• **OBJECTIVE**
Every line holding the string "type" should be gathered.

• **PROVIDED ENTRIES**
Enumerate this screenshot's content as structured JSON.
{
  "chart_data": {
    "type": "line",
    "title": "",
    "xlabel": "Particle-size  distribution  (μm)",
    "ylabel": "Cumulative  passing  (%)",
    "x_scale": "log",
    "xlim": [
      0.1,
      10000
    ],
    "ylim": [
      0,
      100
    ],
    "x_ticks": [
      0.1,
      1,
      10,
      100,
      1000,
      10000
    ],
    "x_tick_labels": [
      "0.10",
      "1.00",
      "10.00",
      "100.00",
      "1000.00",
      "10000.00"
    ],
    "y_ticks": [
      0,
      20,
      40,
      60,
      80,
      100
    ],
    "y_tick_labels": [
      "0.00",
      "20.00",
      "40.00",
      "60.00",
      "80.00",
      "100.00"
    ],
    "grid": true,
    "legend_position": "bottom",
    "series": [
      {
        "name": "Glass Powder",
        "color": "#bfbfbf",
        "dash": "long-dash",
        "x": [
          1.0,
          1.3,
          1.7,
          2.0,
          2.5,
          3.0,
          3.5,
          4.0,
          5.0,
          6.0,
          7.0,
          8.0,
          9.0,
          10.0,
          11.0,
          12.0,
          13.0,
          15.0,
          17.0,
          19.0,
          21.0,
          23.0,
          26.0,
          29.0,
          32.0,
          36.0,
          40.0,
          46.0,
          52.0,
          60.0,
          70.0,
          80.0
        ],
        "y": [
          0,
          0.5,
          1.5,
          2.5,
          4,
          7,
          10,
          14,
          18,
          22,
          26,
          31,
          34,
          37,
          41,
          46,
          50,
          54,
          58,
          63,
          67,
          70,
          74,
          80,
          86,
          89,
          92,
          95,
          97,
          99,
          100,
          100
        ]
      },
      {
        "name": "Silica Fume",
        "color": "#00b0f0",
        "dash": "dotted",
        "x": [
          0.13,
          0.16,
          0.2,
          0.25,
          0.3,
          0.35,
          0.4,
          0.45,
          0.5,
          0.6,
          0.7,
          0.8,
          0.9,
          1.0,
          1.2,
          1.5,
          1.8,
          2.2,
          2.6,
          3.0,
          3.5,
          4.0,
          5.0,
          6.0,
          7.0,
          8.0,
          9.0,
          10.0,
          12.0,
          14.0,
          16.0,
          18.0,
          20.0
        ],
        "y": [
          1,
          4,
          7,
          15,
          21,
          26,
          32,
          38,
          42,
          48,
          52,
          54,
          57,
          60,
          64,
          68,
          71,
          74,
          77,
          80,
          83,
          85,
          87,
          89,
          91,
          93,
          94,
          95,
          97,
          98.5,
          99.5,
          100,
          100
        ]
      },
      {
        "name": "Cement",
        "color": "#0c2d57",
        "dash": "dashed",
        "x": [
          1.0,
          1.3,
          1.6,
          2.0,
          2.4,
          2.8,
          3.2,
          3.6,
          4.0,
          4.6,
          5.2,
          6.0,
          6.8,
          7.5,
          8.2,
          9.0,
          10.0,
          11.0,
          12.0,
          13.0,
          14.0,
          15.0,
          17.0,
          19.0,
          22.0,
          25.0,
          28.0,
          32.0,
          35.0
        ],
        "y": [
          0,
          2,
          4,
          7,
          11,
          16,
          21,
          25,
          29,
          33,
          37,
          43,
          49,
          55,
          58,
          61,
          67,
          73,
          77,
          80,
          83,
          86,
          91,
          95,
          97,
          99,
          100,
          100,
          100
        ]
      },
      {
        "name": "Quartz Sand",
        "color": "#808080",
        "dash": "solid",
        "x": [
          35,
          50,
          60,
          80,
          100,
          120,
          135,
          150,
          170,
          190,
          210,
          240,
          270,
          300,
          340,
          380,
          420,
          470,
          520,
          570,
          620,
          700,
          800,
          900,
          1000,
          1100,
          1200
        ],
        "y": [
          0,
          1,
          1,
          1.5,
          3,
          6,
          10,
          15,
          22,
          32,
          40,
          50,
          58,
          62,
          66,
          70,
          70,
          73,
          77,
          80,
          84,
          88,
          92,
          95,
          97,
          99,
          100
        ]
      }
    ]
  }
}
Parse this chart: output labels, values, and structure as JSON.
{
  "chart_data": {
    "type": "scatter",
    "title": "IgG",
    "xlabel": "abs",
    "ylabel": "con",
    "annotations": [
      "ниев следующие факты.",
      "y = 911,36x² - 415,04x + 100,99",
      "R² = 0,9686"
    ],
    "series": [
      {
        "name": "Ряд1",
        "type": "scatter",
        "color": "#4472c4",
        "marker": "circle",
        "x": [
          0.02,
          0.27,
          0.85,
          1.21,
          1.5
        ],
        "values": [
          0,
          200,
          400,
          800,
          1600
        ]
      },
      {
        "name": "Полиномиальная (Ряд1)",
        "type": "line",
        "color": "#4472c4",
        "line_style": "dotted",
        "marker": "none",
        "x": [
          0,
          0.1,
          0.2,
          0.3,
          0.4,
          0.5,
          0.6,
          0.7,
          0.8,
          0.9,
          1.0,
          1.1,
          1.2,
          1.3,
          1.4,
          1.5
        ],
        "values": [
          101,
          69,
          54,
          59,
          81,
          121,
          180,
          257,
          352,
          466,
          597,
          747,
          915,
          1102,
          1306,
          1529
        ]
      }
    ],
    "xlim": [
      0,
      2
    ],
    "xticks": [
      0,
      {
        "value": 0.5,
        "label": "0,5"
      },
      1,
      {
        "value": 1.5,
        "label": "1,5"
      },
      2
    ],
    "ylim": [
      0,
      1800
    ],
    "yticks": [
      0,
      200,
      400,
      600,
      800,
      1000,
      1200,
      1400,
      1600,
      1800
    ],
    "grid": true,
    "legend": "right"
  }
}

• **ANSWER TO THE PROBLEM**
    "type": "line",
    "type": "scatter",
        "type": "scatter",
        "type": "line",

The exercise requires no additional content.